Figure collection entries:
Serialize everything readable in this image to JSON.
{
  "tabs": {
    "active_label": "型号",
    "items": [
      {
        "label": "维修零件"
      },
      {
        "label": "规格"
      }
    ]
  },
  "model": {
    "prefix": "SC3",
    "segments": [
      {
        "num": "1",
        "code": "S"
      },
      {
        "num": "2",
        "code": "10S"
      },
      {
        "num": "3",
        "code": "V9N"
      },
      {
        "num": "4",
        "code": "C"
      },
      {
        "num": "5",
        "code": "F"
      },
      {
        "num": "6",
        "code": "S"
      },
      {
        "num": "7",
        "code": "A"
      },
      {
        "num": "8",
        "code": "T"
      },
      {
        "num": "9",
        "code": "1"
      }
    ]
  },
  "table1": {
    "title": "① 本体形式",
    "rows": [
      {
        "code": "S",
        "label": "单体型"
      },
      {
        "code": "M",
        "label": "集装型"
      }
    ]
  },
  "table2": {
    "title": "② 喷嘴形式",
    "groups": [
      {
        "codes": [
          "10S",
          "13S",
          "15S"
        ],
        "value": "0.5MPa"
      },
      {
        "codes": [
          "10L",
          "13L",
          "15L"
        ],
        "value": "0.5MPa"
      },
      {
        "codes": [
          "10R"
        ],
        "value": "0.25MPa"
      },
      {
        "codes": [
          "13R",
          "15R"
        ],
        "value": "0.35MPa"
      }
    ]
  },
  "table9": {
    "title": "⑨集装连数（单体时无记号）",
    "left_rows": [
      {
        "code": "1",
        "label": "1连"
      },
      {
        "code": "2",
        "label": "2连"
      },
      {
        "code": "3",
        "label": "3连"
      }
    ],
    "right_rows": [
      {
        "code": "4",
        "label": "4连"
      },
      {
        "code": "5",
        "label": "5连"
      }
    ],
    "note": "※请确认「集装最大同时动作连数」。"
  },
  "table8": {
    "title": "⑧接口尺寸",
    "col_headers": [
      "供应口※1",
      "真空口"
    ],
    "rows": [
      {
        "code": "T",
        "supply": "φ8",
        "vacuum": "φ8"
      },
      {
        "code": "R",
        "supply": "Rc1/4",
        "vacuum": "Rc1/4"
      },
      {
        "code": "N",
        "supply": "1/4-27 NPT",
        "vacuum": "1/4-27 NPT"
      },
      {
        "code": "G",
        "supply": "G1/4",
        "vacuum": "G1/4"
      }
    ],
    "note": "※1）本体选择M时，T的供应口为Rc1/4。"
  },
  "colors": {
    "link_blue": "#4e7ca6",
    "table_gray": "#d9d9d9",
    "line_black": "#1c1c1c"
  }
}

• Exercise objective
Within the material above, find the lines that contain the word "value"; copy them.

• Finished exercise
        "value": "0.5MPa"
        "value": "0.5MPa"
        "value": "0.25MPa"
        "value": "0.35MPa"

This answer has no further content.